> **AIM OF THE EXERCISE**: Reproduce the records. Keep every word exact and include no images.

> **Records contained in a dataset**:

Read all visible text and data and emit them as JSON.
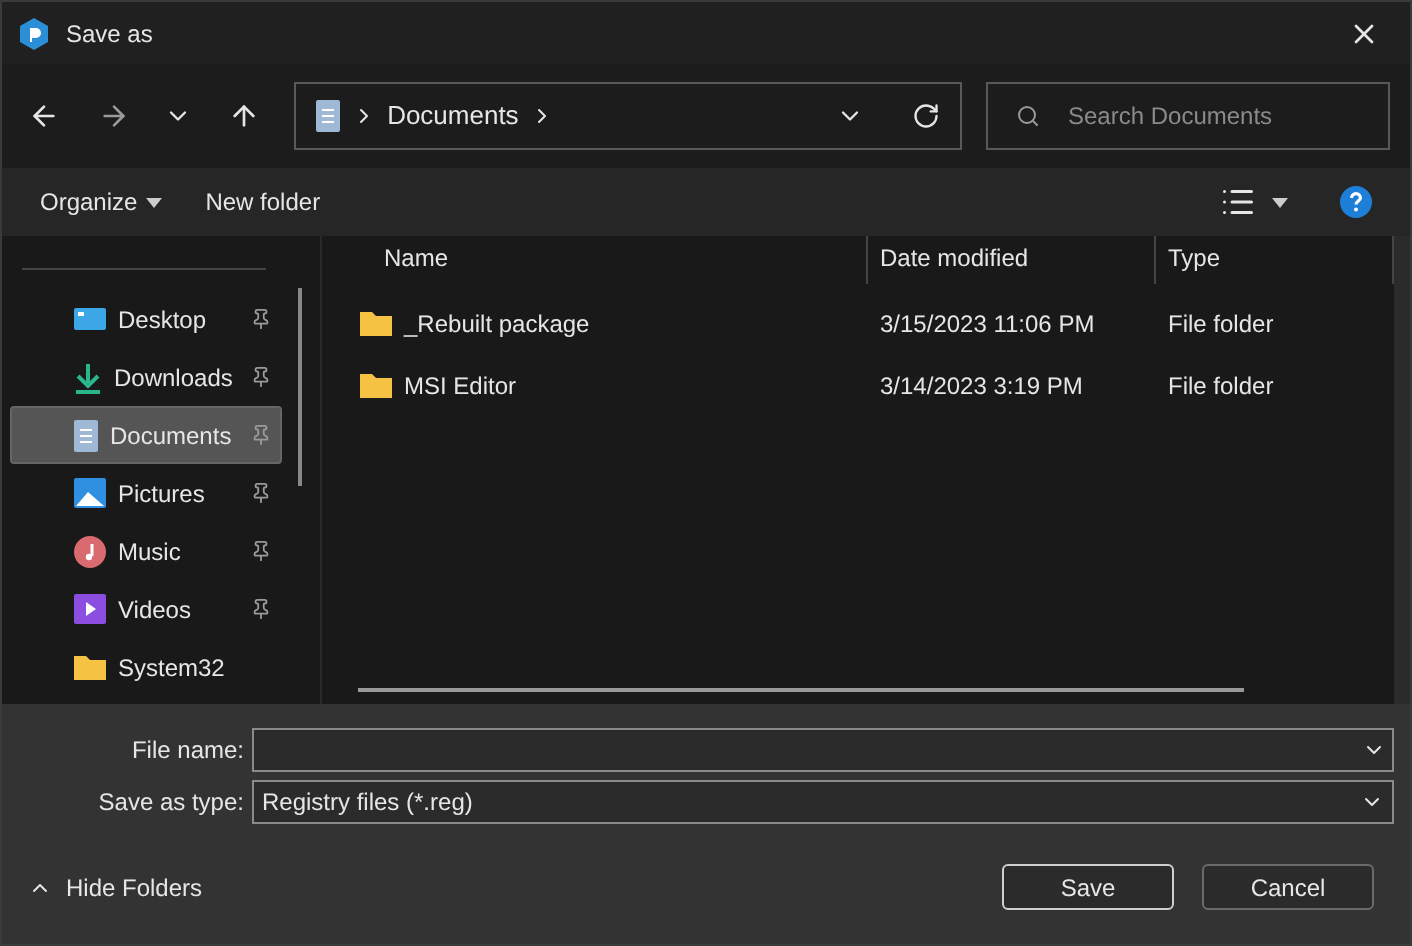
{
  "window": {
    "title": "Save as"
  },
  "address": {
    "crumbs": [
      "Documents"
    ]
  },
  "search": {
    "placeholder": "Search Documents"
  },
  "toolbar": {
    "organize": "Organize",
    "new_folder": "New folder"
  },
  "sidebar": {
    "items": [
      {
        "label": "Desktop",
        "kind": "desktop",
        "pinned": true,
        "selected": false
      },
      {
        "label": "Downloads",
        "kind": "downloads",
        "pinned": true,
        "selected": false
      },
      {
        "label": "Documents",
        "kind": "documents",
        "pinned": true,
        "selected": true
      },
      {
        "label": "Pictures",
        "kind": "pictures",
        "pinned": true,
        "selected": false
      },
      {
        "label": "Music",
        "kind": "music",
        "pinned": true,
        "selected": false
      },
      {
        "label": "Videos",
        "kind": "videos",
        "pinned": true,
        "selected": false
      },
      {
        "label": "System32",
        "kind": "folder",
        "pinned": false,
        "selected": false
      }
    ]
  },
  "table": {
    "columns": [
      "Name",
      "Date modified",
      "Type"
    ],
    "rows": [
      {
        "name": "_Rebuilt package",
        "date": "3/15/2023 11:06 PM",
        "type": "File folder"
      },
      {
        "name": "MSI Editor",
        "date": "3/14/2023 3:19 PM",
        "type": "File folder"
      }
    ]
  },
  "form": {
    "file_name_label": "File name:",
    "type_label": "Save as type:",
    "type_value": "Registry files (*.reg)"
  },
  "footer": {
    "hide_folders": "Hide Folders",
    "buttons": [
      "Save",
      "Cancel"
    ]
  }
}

> **EXERCISE RESPONSE**:
Read all visible text and data and emit them as JSON.
{
  "window": {
    "title": "Save as"
  },
  "address": {
    "crumbs": [
      "Documents"
    ]
  },
  "search": {
    "placeholder": "Search Documents"
  },
  "toolbar": {
    "organize": "Organize",
    "new_folder": "New folder"
  },
  "sidebar": {
    "items": [
      {
        "label": "Desktop",
        "kind": "desktop",
        "pinned": true,
        "selected": false
      },
      {
        "label": "Downloads",
        "kind": "downloads",
        "pinned": true,
        "selected": false
      },
      {
        "label": "Documents",
        "kind": "documents",
        "pinned": true,
        "selected": true
      },
      {
        "label": "Pictures",
        "kind": "pictures",
        "pinned": true,
        "selected": false
      },
      {
        "label": "Music",
        "kind": "music",
        "pinned": true,
        "selected": false
      },
      {
        "label": "Videos",
        "kind": "videos",
        "pinned": true,
        "selected": false
      },
      {
        "label": "System32",
        "kind": "folder",
        "pinned": false,
        "selected": false
      }
    ]
  },
  "table": {
    "columns": [
      "Name",
      "Date modified",
      "Type"
    ],
    "rows": [
      {
        "name": "_Rebuilt package",
        "date": "3/15/2023 11:06 PM",
        "type": "File folder"
      },
      {
        "name": "MSI Editor",
        "date": "3/14/2023 3:19 PM",
        "type": "File folder"
      }
    ]
  },
  "form": {
    "file_name_label": "File name:",
    "type_label": "Save as type:",
    "type_value": "Registry files (*.reg)"
  },
  "footer": {
    "hide_folders": "Hide Folders",
    "buttons": [
      "Save",
      "Cancel"
    ]
  }
}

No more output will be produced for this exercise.